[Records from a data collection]
[BEGIN]

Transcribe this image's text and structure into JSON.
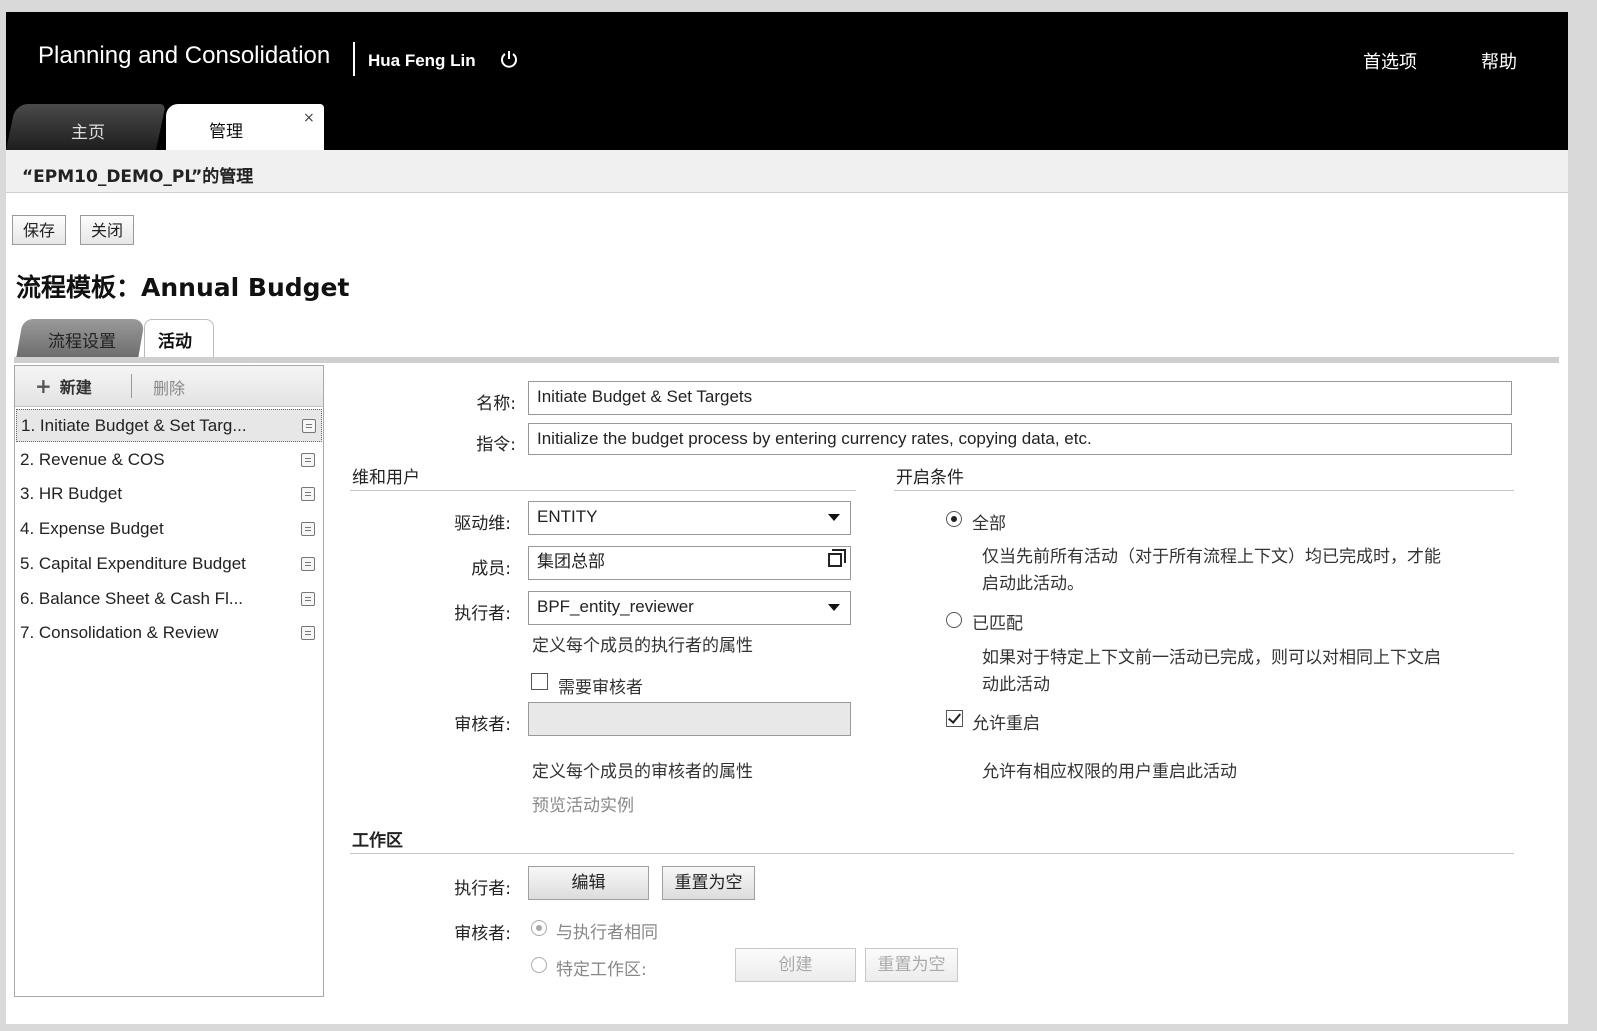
{
  "shell": {
    "app_title": "Planning and Consolidation",
    "user_name": "Hua Feng Lin",
    "preferences": "首选项",
    "help": "帮助"
  },
  "tabs": {
    "home": "主页",
    "admin": "管理",
    "close": "×"
  },
  "context_title": "“EPM10_DEMO_PL”的管理",
  "toolbar": {
    "save": "保存",
    "close": "关闭"
  },
  "page_title": "流程模板：Annual Budget",
  "subtabs": {
    "process_settings": "流程设置",
    "activities": "活动"
  },
  "activity_list": {
    "new_label": "新建",
    "delete_label": "删除",
    "items": [
      {
        "label": "1.  Initiate Budget & Set Targ..."
      },
      {
        "label": "2.  Revenue & COS"
      },
      {
        "label": "3.  HR Budget"
      },
      {
        "label": "4.  Expense Budget"
      },
      {
        "label": "5.  Capital Expenditure Budget"
      },
      {
        "label": "6.  Balance Sheet & Cash Fl..."
      },
      {
        "label": "7.  Consolidation & Review"
      }
    ],
    "selected_index": 0
  },
  "form": {
    "name_label": "名称:",
    "name_value": "Initiate Budget & Set Targets",
    "instruction_label": "指令:",
    "instruction_value": "Initialize the budget process by entering currency rates, copying data, etc.",
    "dims_section": "维和用户",
    "driver_label": "驱动维:",
    "driver_value": "ENTITY",
    "member_label": "成员:",
    "member_value": "集团总部",
    "performer_label": "执行者:",
    "performer_value": "BPF_entity_reviewer",
    "performer_hint": "定义每个成员的执行者的属性",
    "need_reviewer_label": "需要审核者",
    "need_reviewer_checked": false,
    "reviewer_label": "审核者:",
    "reviewer_value": "",
    "reviewer_hint": "定义每个成员的审核者的属性",
    "preview_link": "预览活动实例"
  },
  "open_conditions": {
    "section": "开启条件",
    "all_label": "全部",
    "all_desc_1": "仅当先前所有活动（对于所有流程上下文）均已完成时，才能",
    "all_desc_2": "启动此活动。",
    "matched_label": "已匹配",
    "matched_desc_1": "如果对于特定上下文前一活动已完成，则可以对相同上下文启",
    "matched_desc_2": "动此活动",
    "selected": "all",
    "reopen_label": "允许重启",
    "reopen_checked": true,
    "reopen_desc": "允许有相应权限的用户重启此活动"
  },
  "workspace": {
    "section": "工作区",
    "performer_label": "执行者:",
    "edit_button": "编辑",
    "reset_button": "重置为空",
    "reviewer_label": "审核者:",
    "same_as_performer": "与执行者相同",
    "specific_workspace": "特定工作区:",
    "create_button": "创建",
    "reset_button_2": "重置为空"
  }
}
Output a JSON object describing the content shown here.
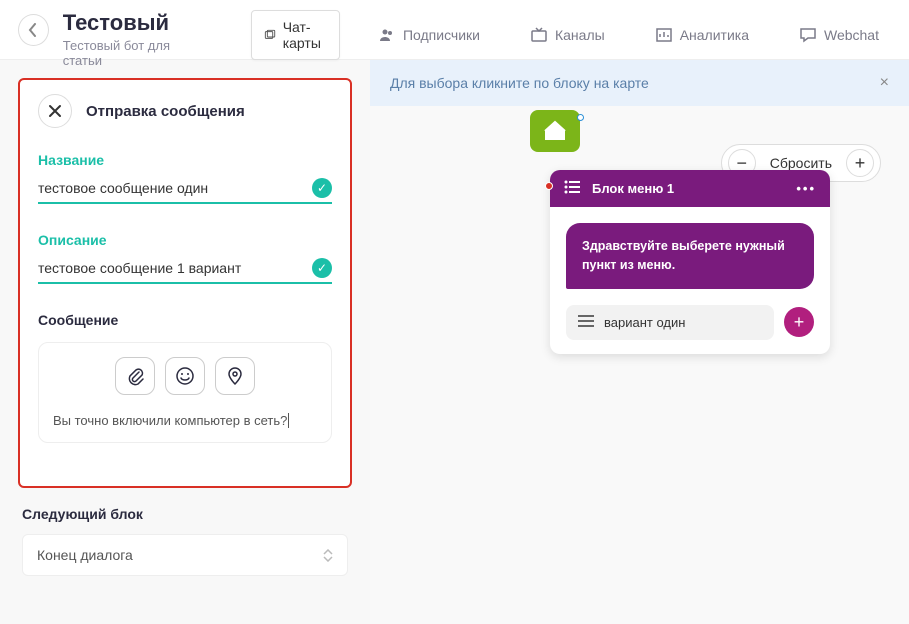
{
  "header": {
    "title": "Тестовый",
    "subtitle": "Тестовый бот для статьи",
    "tabs": {
      "chat_maps": "Чат-карты",
      "subscribers": "Подписчики",
      "channels": "Каналы",
      "analytics": "Аналитика",
      "webchat": "Webchat"
    }
  },
  "info_bar": "Для выбора кликните по блоку на карте",
  "panel": {
    "title": "Отправка сообщения",
    "name_label": "Название",
    "name_value": "тестовое сообщение один",
    "desc_label": "Описание",
    "desc_value": "тестовое сообщение 1 вариант",
    "message_label": "Сообщение",
    "message_text": "Вы точно включили компьютер в сеть?"
  },
  "next_block": {
    "label": "Следующий блок",
    "value": "Конец диалога"
  },
  "canvas": {
    "reset_label": "Сбросить",
    "menu_block": {
      "title": "Блок меню 1",
      "bubble": "Здравствуйте выберете нужный пункт из меню.",
      "option": "вариант один"
    }
  }
}
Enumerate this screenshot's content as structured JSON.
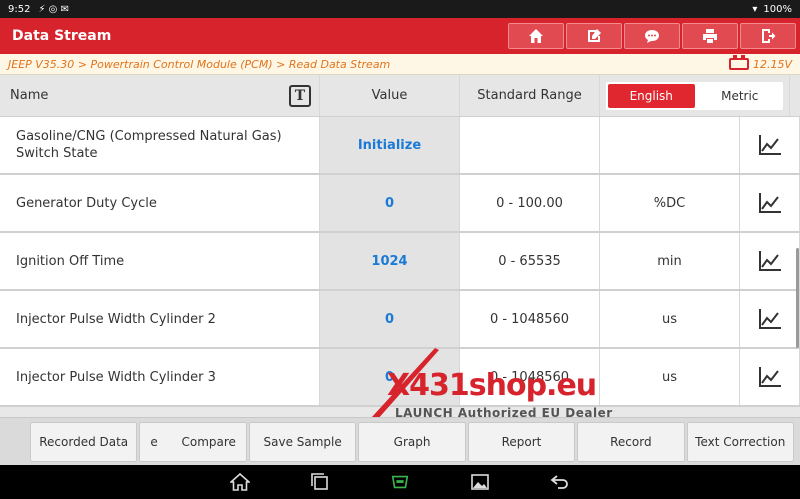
{
  "status": {
    "time": "9:52",
    "battery": "100%"
  },
  "header": {
    "title": "Data Stream",
    "tools": [
      "home-icon",
      "edit-icon",
      "message-icon",
      "print-icon",
      "exit-icon"
    ]
  },
  "breadcrumb": "JEEP V35.30 > Powertrain Control Module (PCM) > Read Data Stream",
  "voltage": "12.15V",
  "table": {
    "headers": {
      "name": "Name",
      "value": "Value",
      "range": "Standard Range"
    },
    "unit_toggle": {
      "options": [
        "English",
        "Metric"
      ],
      "selected": "English"
    },
    "rows": [
      {
        "name": "Gasoline/CNG (Compressed Natural Gas) Switch State",
        "value": "Initialize",
        "range": "",
        "unit": ""
      },
      {
        "name": "Generator Duty Cycle",
        "value": "0",
        "range": "0 - 100.00",
        "unit": "%DC"
      },
      {
        "name": "Ignition Off Time",
        "value": "1024",
        "range": "0 - 65535",
        "unit": "min"
      },
      {
        "name": "Injector Pulse Width Cylinder 2",
        "value": "0",
        "range": "0 - 1048560",
        "unit": "us"
      },
      {
        "name": "Injector Pulse Width Cylinder 3",
        "value": "0",
        "range": "0 - 1048560",
        "unit": "us"
      }
    ]
  },
  "footer": {
    "recorded_data": "Recorded Data",
    "compare_prefix": "e",
    "compare": "Compare",
    "save_sample": "Save Sample",
    "graph": "Graph",
    "report": "Report",
    "record": "Record",
    "text_correction": "Text Correction"
  },
  "watermark": {
    "brand": "X431shop.eu",
    "tagline": "LAUNCH Authorized EU Dealer"
  },
  "colors": {
    "accent": "#d6232c",
    "value_blue": "#1a7ad6",
    "breadcrumb_orange": "#e0741b"
  }
}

[END]

The exercise: From the listing, copy each line containing the word "this".

Written response:
Transcribe this image's text and structure into JSON.
Enumerate this screenshot's content as structured JSON.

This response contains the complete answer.